# Exercise task
Word for word, copy all the data and drop the pictures.

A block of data

————————

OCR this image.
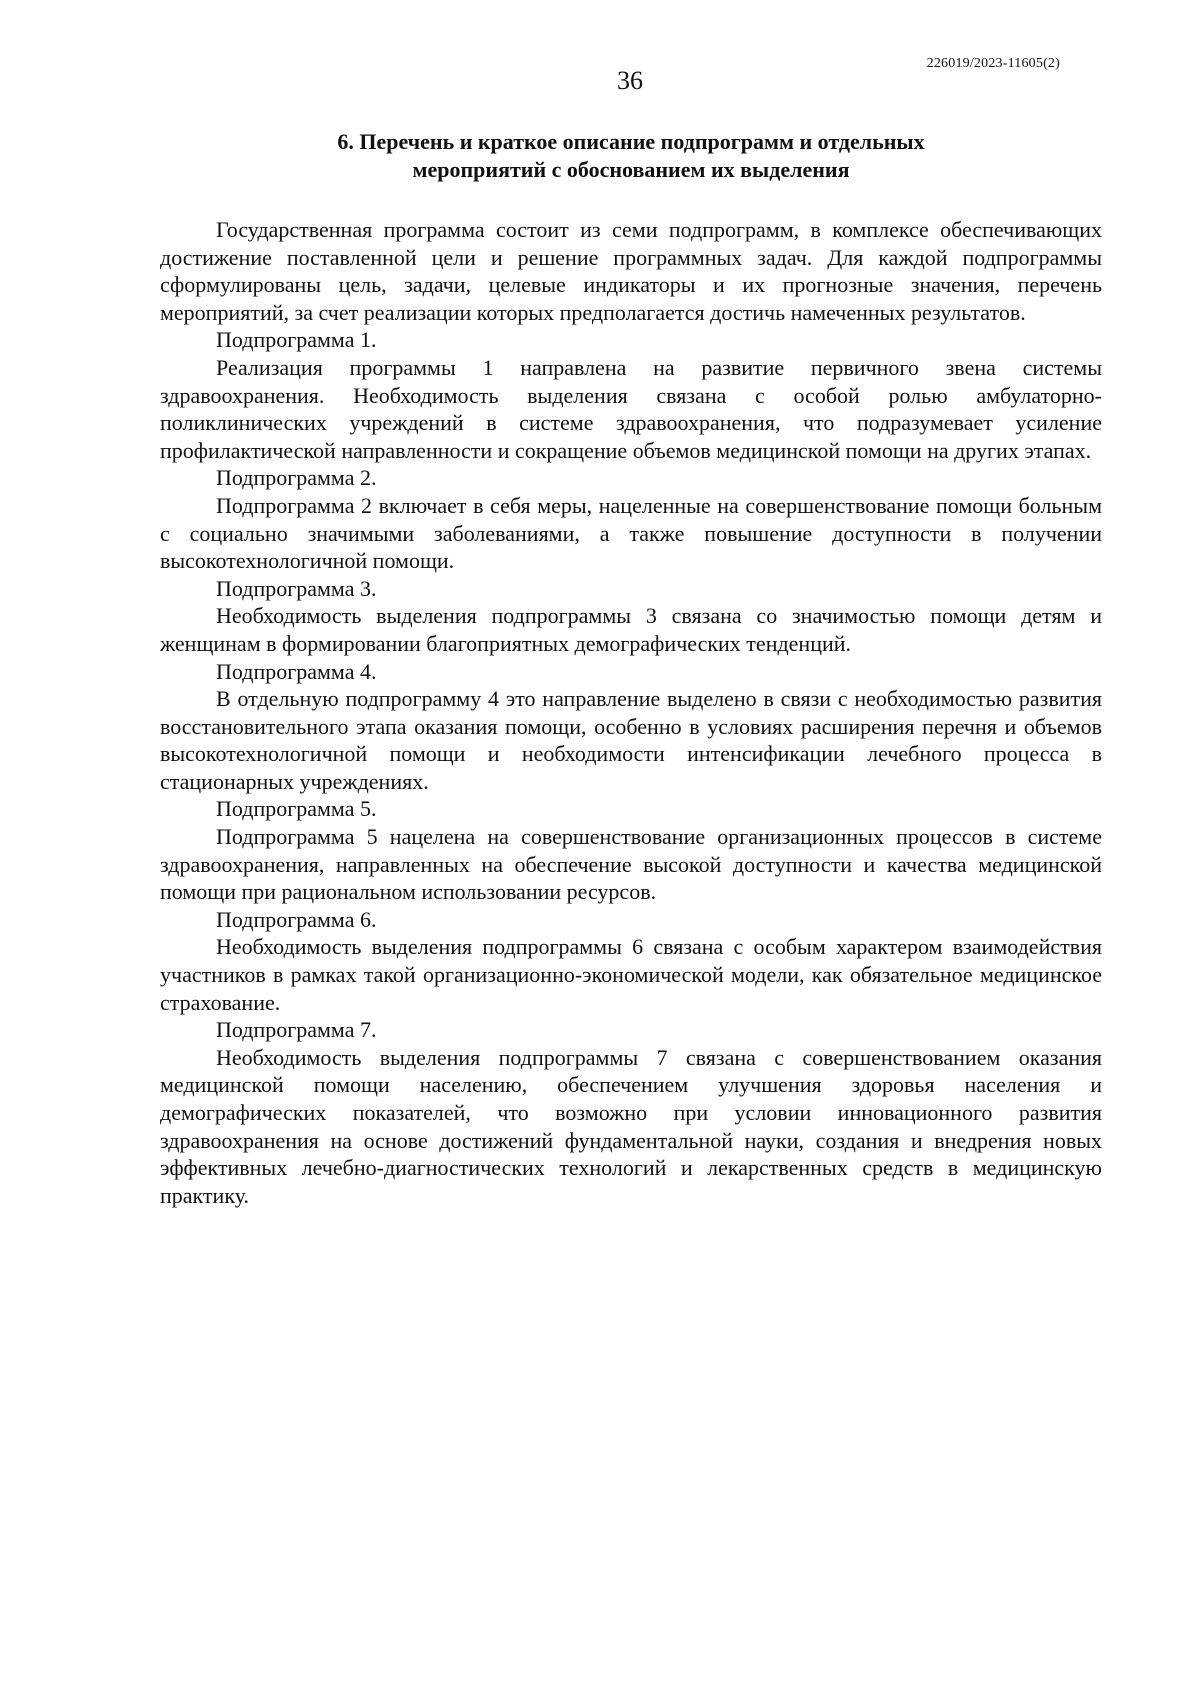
226019/2023-11605(2)
36
6. Перечень и краткое описание подпрограмм и отдельных
мероприятий с обоснованием их выделения

Государственная программа состоит из семи подпрограмм, в комплексе обеспечивающих достижение поставленной цели и решение программных задач. Для каждой подпрограммы сформулированы цель, задачи, целевые индикаторы и их прогнозные значения, перечень мероприятий, за счет реализации которых предполагается достичь намеченных результатов.

Подпрограмма 1.

Реализация программы 1 направлена на развитие первичного звена системы здравоохранения. Необходимость выделения связана с особой ролью амбулаторно-поликлинических учреждений в системе здравоохранения, что подразумевает усиление профилактической направленности и сокращение объемов медицинской помощи на других этапах.

Подпрограмма 2.

Подпрограмма 2 включает в себя меры, нацеленные на совершенствование помощи больным с социально значимыми заболеваниями, а также повышение доступности в получении высокотехнологичной помощи.

Подпрограмма 3.

Необходимость выделения подпрограммы 3 связана со значимостью помощи детям и женщинам в формировании благоприятных демографических тенденций.

Подпрограмма 4.

В отдельную подпрограмму 4 это направление выделено в связи с необходимостью развития восстановительного этапа оказания помощи, особенно в условиях расширения перечня и объемов высокотехнологичной помощи и необходимости интенсификации лечебного процесса в стационарных учреждениях.

Подпрограмма 5.

Подпрограмма 5 нацелена на совершенствование организационных процессов в системе здравоохранения, направленных на обеспечение высокой доступности и качества медицинской помощи при рациональном использовании ресурсов.

Подпрограмма 6.

Необходимость выделения подпрограммы 6 связана с особым характером взаимодействия участников в рамках такой организационно-экономической модели, как обязательное медицинское страхование.

Подпрограмма 7.

Необходимость выделения подпрограммы 7 связана с совершенствованием оказания медицинской помощи населению, обеспечением улучшения здоровья населения и демографических показателей, что возможно при условии инновационного развития здравоохранения на основе достижений фундаментальной науки, создания и внедрения новых эффективных лечебно-диагностических технологий и лекарственных средств в медицинскую практику.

————————

# Result of the task
OCR this image.
226019/2023-11605(2)
36
6. Перечень и краткое описание подпрограмм и отдельных
мероприятий с обоснованием их выделения

Государственная программа состоит из семи подпрограмм, в комплексе обеспечивающих достижение поставленной цели и решение программных задач. Для каждой подпрограммы сформулированы цель, задачи, целевые индикаторы и их прогнозные значения, перечень мероприятий, за счет реализации которых предполагается достичь намеченных результатов.

Подпрограмма 1.

Реализация программы 1 направлена на развитие первичного звена системы здравоохранения. Необходимость выделения связана с особой ролью амбулаторно-поликлинических учреждений в системе здравоохранения, что подразумевает усиление профилактической направленности и сокращение объемов медицинской помощи на других этапах.

Подпрограмма 2.

Подпрограмма 2 включает в себя меры, нацеленные на совершенствование помощи больным с социально значимыми заболеваниями, а также повышение доступности в получении высокотехнологичной помощи.

Подпрограмма 3.

Необходимость выделения подпрограммы 3 связана со значимостью помощи детям и женщинам в формировании благоприятных демографических тенденций.

Подпрограмма 4.

В отдельную подпрограмму 4 это направление выделено в связи с необходимостью развития восстановительного этапа оказания помощи, особенно в условиях расширения перечня и объемов высокотехнологичной помощи и необходимости интенсификации лечебного процесса в стационарных учреждениях.

Подпрограмма 5.

Подпрограмма 5 нацелена на совершенствование организационных процессов в системе здравоохранения, направленных на обеспечение высокой доступности и качества медицинской помощи при рациональном использовании ресурсов.

Подпрограмма 6.

Необходимость выделения подпрограммы 6 связана с особым характером взаимодействия участников в рамках такой организационно-экономической модели, как обязательное медицинское страхование.

Подпрограмма 7.

Необходимость выделения подпрограммы 7 связана с совершенствованием оказания медицинской помощи населению, обеспечением улучшения здоровья населения и демографических показателей, что возможно при условии инновационного развития здравоохранения на основе достижений фундаментальной науки, создания и внедрения новых эффективных лечебно-диагностических технологий и лекарственных средств в медицинскую практику.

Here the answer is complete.